"""

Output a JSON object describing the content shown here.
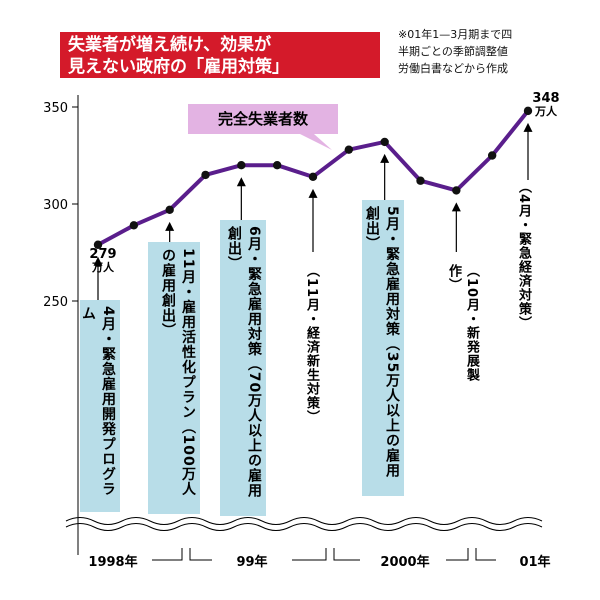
{
  "title": {
    "line1": "失業者が増え続け、効果が",
    "line2": "見えない政府の「雇用対策」"
  },
  "note": {
    "line1": "※01年1—3月期まで四",
    "line2": "半期ごとの季節調整値",
    "line3": "労働白書などから作成"
  },
  "colors": {
    "title_bg": "#d41a2a",
    "series_line": "#5a1e8c",
    "label_bg": "#e3b3e3",
    "box_bg": "#b8dde8"
  },
  "chart_data": {
    "type": "line",
    "series_name": "完全失業者数",
    "unit": "万人",
    "y_ticks": [
      "350",
      "300",
      "250"
    ],
    "ylim": [
      250,
      350
    ],
    "x_categories": [
      "1998年",
      "99年",
      "2000年",
      "01年"
    ],
    "points": [
      {
        "period": "1998-Q1",
        "value": 279
      },
      {
        "period": "1998-Q2",
        "value": 289
      },
      {
        "period": "1998-Q3",
        "value": 297
      },
      {
        "period": "1998-Q4",
        "value": 315
      },
      {
        "period": "1999-Q1",
        "value": 320
      },
      {
        "period": "1999-Q2",
        "value": 320
      },
      {
        "period": "1999-Q3",
        "value": 314
      },
      {
        "period": "1999-Q4",
        "value": 328
      },
      {
        "period": "2000-Q1",
        "value": 332
      },
      {
        "period": "2000-Q2",
        "value": 312
      },
      {
        "period": "2000-Q3",
        "value": 307
      },
      {
        "period": "2000-Q4",
        "value": 325
      },
      {
        "period": "2001-Q1",
        "value": 348
      }
    ],
    "start_label": {
      "value": "279",
      "unit": "万人"
    },
    "end_label": {
      "value": "348",
      "unit": "万人"
    },
    "annotations": [
      {
        "text": "4月・緊急雇用開発プログラム",
        "boxed": true,
        "point_index": 0
      },
      {
        "text": "11月・雇用活性化プラン（100万人の雇用創出）",
        "boxed": true,
        "point_index": 2
      },
      {
        "text": "6月・緊急雇用対策（70万人以上の雇用創出）",
        "boxed": true,
        "point_index": 4
      },
      {
        "text": "（11月・経済新生対策）",
        "boxed": false,
        "point_index": 6
      },
      {
        "text": "5月・緊急雇用対策（35万人以上の雇用創出）",
        "boxed": true,
        "point_index": 8
      },
      {
        "text": "（10月・新発展製作）",
        "boxed": false,
        "point_index": 10
      },
      {
        "text": "（4月・緊急経済対策）",
        "boxed": false,
        "point_index": 12
      }
    ]
  }
}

"""

OBJECTIVE ::
Print the listing above in full, exactly as written. Omit any pictures.

EXPECTED ANSWER ::
Output a JSON object describing the content shown here.
{
  "title": {
    "line1": "失業者が増え続け、効果が",
    "line2": "見えない政府の「雇用対策」"
  },
  "note": {
    "line1": "※01年1—3月期まで四",
    "line2": "半期ごとの季節調整値",
    "line3": "労働白書などから作成"
  },
  "colors": {
    "title_bg": "#d41a2a",
    "series_line": "#5a1e8c",
    "label_bg": "#e3b3e3",
    "box_bg": "#b8dde8"
  },
  "chart_data": {
    "type": "line",
    "series_name": "完全失業者数",
    "unit": "万人",
    "y_ticks": [
      "350",
      "300",
      "250"
    ],
    "ylim": [
      250,
      350
    ],
    "x_categories": [
      "1998年",
      "99年",
      "2000年",
      "01年"
    ],
    "points": [
      {
        "period": "1998-Q1",
        "value": 279
      },
      {
        "period": "1998-Q2",
        "value": 289
      },
      {
        "period": "1998-Q3",
        "value": 297
      },
      {
        "period": "1998-Q4",
        "value": 315
      },
      {
        "period": "1999-Q1",
        "value": 320
      },
      {
        "period": "1999-Q2",
        "value": 320
      },
      {
        "period": "1999-Q3",
        "value": 314
      },
      {
        "period": "1999-Q4",
        "value": 328
      },
      {
        "period": "2000-Q1",
        "value": 332
      },
      {
        "period": "2000-Q2",
        "value": 312
      },
      {
        "period": "2000-Q3",
        "value": 307
      },
      {
        "period": "2000-Q4",
        "value": 325
      },
      {
        "period": "2001-Q1",
        "value": 348
      }
    ],
    "start_label": {
      "value": "279",
      "unit": "万人"
    },
    "end_label": {
      "value": "348",
      "unit": "万人"
    },
    "annotations": [
      {
        "text": "4月・緊急雇用開発プログラム",
        "boxed": true,
        "point_index": 0
      },
      {
        "text": "11月・雇用活性化プラン（100万人の雇用創出）",
        "boxed": true,
        "point_index": 2
      },
      {
        "text": "6月・緊急雇用対策（70万人以上の雇用創出）",
        "boxed": true,
        "point_index": 4
      },
      {
        "text": "（11月・経済新生対策）",
        "boxed": false,
        "point_index": 6
      },
      {
        "text": "5月・緊急雇用対策（35万人以上の雇用創出）",
        "boxed": true,
        "point_index": 8
      },
      {
        "text": "（10月・新発展製作）",
        "boxed": false,
        "point_index": 10
      },
      {
        "text": "（4月・緊急経済対策）",
        "boxed": false,
        "point_index": 12
      }
    ]
  }
}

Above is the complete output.